## Objective
Write the material out again exactly.

** begin **

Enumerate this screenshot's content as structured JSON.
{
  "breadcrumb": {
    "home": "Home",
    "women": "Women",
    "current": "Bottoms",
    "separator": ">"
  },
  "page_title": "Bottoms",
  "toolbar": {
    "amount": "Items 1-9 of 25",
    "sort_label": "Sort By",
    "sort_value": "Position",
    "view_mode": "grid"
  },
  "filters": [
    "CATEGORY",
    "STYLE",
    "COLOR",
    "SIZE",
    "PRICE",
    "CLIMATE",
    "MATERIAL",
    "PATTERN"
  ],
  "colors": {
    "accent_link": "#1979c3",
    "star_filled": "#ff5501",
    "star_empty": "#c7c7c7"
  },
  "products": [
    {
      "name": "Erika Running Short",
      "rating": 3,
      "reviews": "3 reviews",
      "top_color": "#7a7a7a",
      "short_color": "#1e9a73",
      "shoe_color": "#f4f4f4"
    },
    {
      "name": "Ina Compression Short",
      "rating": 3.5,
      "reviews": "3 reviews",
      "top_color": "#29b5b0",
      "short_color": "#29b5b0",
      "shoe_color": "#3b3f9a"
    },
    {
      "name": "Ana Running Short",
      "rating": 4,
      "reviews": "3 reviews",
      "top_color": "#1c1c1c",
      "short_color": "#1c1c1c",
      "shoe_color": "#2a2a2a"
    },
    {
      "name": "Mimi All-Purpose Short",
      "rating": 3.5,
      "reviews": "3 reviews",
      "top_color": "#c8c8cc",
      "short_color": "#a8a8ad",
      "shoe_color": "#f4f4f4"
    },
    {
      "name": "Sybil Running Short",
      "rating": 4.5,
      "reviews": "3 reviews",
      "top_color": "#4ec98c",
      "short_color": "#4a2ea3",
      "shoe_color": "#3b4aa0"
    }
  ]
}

** end **

## Response to this task
Enumerate this screenshot's content as structured JSON.
{
  "breadcrumb": {
    "home": "Home",
    "women": "Women",
    "current": "Bottoms",
    "separator": ">"
  },
  "page_title": "Bottoms",
  "toolbar": {
    "amount": "Items 1-9 of 25",
    "sort_label": "Sort By",
    "sort_value": "Position",
    "view_mode": "grid"
  },
  "filters": [
    "CATEGORY",
    "STYLE",
    "COLOR",
    "SIZE",
    "PRICE",
    "CLIMATE",
    "MATERIAL",
    "PATTERN"
  ],
  "colors": {
    "accent_link": "#1979c3",
    "star_filled": "#ff5501",
    "star_empty": "#c7c7c7"
  },
  "products": [
    {
      "name": "Erika Running Short",
      "rating": 3,
      "reviews": "3 reviews",
      "top_color": "#7a7a7a",
      "short_color": "#1e9a73",
      "shoe_color": "#f4f4f4"
    },
    {
      "name": "Ina Compression Short",
      "rating": 3.5,
      "reviews": "3 reviews",
      "top_color": "#29b5b0",
      "short_color": "#29b5b0",
      "shoe_color": "#3b3f9a"
    },
    {
      "name": "Ana Running Short",
      "rating": 4,
      "reviews": "3 reviews",
      "top_color": "#1c1c1c",
      "short_color": "#1c1c1c",
      "shoe_color": "#2a2a2a"
    },
    {
      "name": "Mimi All-Purpose Short",
      "rating": 3.5,
      "reviews": "3 reviews",
      "top_color": "#c8c8cc",
      "short_color": "#a8a8ad",
      "shoe_color": "#f4f4f4"
    },
    {
      "name": "Sybil Running Short",
      "rating": 4.5,
      "reviews": "3 reviews",
      "top_color": "#4ec98c",
      "short_color": "#4a2ea3",
      "shoe_color": "#3b4aa0"
    }
  ]
}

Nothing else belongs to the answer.